## [Texte de l'exercice]

Vous y dansiez petite fille
Y danserez-vous mère-grand
C’est la maclotte qui sautille
Toutes les cloches sonneront
Quand donc reviendrez-vous Marie

Les masques sont silencieux
Et la musique est si lointaine
Qu’elle semble venir des cieux
Oui je veux vous aimer mais vous aimer à peine
Et mon mal est délicieux

Les brebis s’en vont dans la neige
Flocons de laine et ceux d’argent
Des soldats passent et que n’ai-je
Un cœur à moi ce cœur changeant
Changeant et puis encor que sais-je

combien de fois ne l’ai-je fredonnée ? j’en avais plein la bouche, l’inventant au rebours de toutes les désillusions cette fille, cette femme :

Marie !

ignorant qu’elle viendrait enveloppée dans un châle d’innocence, et qu’elle me sourirait, là, sur une natte, un vague tapis couvrant le sol d’une maison d’emprunt, de l’autre côté de la mer que je n’avais jamais traversée.
Tu vois, je n’ai pas trop changé.
Tu m’as connu bredouillant l’ultime strophe de cette même romance :

Je passais au bord de la Seine
Un livre ancien sous le bras
Le fleuve est pareil à ma peine
Il s’écoule et ne tarit pas
Quand donc finira la semaine

triste, enthousiaste, vindicatif, stupide, injuste quelquefois.
Toi, tu susurrais du Brel ou du Brassens — du Ferrat, de l’Aragon, pardi :

Je me sens pareil
Au premier lourdaud
Qu’encore émerveille
Le chant des oiseaux
Des gens de ma sorte
Il en est beaucoup
Savent-ils qu’ils portent
Une pierre au cou

Quarante ans plus tard, la pierre pèse encore, et nous allons, un peu balourds, un peu naïfs, Antoine, un peu lourdauds.
Rien n’est mort, pourtant. Non.
Rien n’est mort.
Ni les sirènes qui nous charmèrent. Ni tes chagrins ni tes étonnements.
Les inquiétudes que sur les bords de la Loire, flânant, nous mettions en commun.
Ni nos émois ni, sur la route où tu roulais à gauche dans le brouillard :
Allez, Lionel, on se viande !

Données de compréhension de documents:

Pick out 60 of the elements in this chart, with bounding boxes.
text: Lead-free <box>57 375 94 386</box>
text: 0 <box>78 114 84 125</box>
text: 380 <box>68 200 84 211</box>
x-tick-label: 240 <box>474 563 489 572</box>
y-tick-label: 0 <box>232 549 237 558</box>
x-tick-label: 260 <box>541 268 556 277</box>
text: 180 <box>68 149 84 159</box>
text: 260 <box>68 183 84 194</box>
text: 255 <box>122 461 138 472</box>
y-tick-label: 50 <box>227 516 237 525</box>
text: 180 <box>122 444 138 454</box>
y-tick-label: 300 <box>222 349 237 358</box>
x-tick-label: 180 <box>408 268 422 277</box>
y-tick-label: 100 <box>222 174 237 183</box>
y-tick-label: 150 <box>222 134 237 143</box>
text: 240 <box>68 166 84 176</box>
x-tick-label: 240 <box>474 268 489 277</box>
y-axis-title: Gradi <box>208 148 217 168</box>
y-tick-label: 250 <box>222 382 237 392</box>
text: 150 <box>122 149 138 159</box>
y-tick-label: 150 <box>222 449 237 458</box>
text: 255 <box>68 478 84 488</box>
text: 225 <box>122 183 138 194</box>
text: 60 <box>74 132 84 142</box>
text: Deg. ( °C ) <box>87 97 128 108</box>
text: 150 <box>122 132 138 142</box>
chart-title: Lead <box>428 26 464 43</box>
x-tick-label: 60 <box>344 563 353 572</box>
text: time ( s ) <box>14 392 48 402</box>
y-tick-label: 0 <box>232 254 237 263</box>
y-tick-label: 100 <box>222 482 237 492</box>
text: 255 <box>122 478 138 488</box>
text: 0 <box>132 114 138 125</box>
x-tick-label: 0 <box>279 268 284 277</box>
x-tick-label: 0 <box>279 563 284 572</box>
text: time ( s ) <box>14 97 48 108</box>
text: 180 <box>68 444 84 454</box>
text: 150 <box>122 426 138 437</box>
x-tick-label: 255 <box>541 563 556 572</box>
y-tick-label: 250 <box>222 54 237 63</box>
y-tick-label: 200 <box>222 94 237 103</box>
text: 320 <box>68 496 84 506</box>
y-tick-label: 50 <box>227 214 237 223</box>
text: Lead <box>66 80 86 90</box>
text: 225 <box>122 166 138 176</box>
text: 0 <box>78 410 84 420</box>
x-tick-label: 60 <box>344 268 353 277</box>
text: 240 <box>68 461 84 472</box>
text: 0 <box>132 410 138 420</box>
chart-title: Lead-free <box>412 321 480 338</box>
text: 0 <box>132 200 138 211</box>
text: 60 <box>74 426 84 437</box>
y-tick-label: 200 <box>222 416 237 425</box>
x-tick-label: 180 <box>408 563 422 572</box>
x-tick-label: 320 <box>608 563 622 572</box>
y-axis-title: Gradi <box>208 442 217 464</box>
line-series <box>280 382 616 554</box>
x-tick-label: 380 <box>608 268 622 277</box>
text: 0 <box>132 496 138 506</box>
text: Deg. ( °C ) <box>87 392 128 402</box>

## [Consignes]
1/ Répondez à chacune des questions suivantes à l'aide du texte de l'exercice.
(a) Sur quoi Marie sourirait-elle, selon le texte ?
(b) Combien de temps plus tard la pierre pèse-t-elle encore ?
(c) Sur les bords de quel fleuve les inquiétudes étaient-elles mises en commun ?
2/ Traduisez en anglais la phrase suivante du texte de l'exercice : « Quarante ans plus tard, la pierre pèse encore, et nous allons, un peu balourds, un peu naïfs, Antoine, un peu lourdauds. »

## [Réponses attendues]
1/
(a) Sur une natte, un vague tapis couvrant le sol d'une maison d'emprunt.
(b) Quarante ans plus tard.
(c) La Loire.

2/ Forty years later, the stone still weighs heavy, and we go on, a little clumsy, a little naive, Antoine, a little oafish.